Transcribe the records below in full; pictures stay out of the copy.

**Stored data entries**
%%
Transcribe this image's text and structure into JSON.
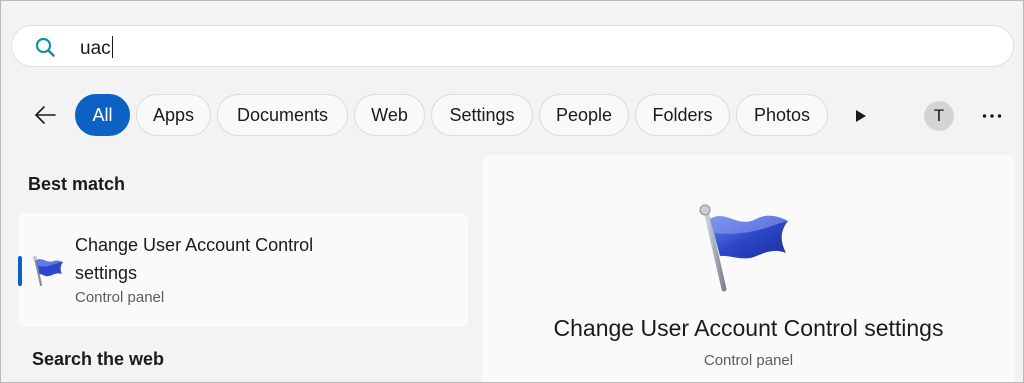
{
  "search": {
    "query": "uac"
  },
  "filters": {
    "chips": [
      {
        "label": "All",
        "active": true
      },
      {
        "label": "Apps",
        "active": false
      },
      {
        "label": "Documents",
        "active": false
      },
      {
        "label": "Web",
        "active": false
      },
      {
        "label": "Settings",
        "active": false
      },
      {
        "label": "People",
        "active": false
      },
      {
        "label": "Folders",
        "active": false
      },
      {
        "label": "Photos",
        "active": false
      }
    ],
    "icons": {
      "back": "back-arrow-icon",
      "more": "play-arrow-icon",
      "overflow": "more-horizontal-icon"
    }
  },
  "account": {
    "initial": "T"
  },
  "best_match": {
    "heading": "Best match",
    "result": {
      "title": "Change User Account Control settings",
      "subtitle": "Control panel",
      "icon": "uac-flag-icon"
    }
  },
  "search_the_web": {
    "heading": "Search the web"
  },
  "preview": {
    "title": "Change User Account Control settings",
    "subtitle": "Control panel",
    "icon": "uac-flag-icon"
  },
  "colors": {
    "accent": "#0b62c4",
    "search_icon": "#1a8f9c",
    "flag_blue": "#2c48c8"
  }
}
%%
**The response**
Transcribe this image's text and structure into JSON.
{
  "search": {
    "query": "uac"
  },
  "filters": {
    "chips": [
      {
        "label": "All",
        "active": true
      },
      {
        "label": "Apps",
        "active": false
      },
      {
        "label": "Documents",
        "active": false
      },
      {
        "label": "Web",
        "active": false
      },
      {
        "label": "Settings",
        "active": false
      },
      {
        "label": "People",
        "active": false
      },
      {
        "label": "Folders",
        "active": false
      },
      {
        "label": "Photos",
        "active": false
      }
    ],
    "icons": {
      "back": "back-arrow-icon",
      "more": "play-arrow-icon",
      "overflow": "more-horizontal-icon"
    }
  },
  "account": {
    "initial": "T"
  },
  "best_match": {
    "heading": "Best match",
    "result": {
      "title": "Change User Account Control settings",
      "subtitle": "Control panel",
      "icon": "uac-flag-icon"
    }
  },
  "search_the_web": {
    "heading": "Search the web"
  },
  "preview": {
    "title": "Change User Account Control settings",
    "subtitle": "Control panel",
    "icon": "uac-flag-icon"
  },
  "colors": {
    "accent": "#0b62c4",
    "search_icon": "#1a8f9c",
    "flag_blue": "#2c48c8"
  }
}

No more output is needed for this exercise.